[Records from a collection of figures]

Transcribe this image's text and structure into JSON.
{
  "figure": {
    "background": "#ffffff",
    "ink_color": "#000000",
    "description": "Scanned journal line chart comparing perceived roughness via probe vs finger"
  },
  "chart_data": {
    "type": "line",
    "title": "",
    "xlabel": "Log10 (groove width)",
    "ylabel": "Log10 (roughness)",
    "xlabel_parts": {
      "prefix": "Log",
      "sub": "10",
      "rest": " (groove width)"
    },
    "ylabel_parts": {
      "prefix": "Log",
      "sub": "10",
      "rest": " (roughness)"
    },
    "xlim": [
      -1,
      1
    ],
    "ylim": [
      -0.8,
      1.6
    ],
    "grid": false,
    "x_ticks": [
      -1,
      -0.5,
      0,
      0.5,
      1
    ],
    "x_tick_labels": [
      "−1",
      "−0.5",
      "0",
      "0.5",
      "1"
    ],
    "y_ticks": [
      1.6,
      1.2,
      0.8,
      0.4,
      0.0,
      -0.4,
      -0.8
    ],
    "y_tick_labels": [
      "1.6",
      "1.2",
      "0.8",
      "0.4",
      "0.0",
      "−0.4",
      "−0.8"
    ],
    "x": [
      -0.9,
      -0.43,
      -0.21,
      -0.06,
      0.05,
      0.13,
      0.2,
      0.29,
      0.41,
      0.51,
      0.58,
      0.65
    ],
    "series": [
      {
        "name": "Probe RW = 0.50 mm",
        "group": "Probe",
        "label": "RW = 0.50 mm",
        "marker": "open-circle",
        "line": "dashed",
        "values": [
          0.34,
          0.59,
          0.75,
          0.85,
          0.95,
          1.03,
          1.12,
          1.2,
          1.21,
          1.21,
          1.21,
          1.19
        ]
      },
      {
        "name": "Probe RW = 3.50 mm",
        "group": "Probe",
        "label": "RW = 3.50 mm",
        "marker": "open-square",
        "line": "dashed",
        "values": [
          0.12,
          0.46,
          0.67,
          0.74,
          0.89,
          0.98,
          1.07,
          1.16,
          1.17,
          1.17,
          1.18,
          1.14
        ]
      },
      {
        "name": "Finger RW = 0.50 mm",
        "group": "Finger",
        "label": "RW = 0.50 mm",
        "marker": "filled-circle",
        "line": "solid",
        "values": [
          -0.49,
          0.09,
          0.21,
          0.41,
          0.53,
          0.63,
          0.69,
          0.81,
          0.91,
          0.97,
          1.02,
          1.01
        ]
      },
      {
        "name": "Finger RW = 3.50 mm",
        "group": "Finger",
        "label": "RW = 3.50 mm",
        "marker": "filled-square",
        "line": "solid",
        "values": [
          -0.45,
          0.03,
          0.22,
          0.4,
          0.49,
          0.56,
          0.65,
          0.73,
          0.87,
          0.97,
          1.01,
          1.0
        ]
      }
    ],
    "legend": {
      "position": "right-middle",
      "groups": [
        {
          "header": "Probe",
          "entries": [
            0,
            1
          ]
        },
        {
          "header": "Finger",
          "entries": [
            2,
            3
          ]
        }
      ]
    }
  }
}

**The request**
Report all lines of the data above that include the string "width".

**Expected output**
    "xlabel": "Log10 (groove width)",
      "rest": " (groove width)"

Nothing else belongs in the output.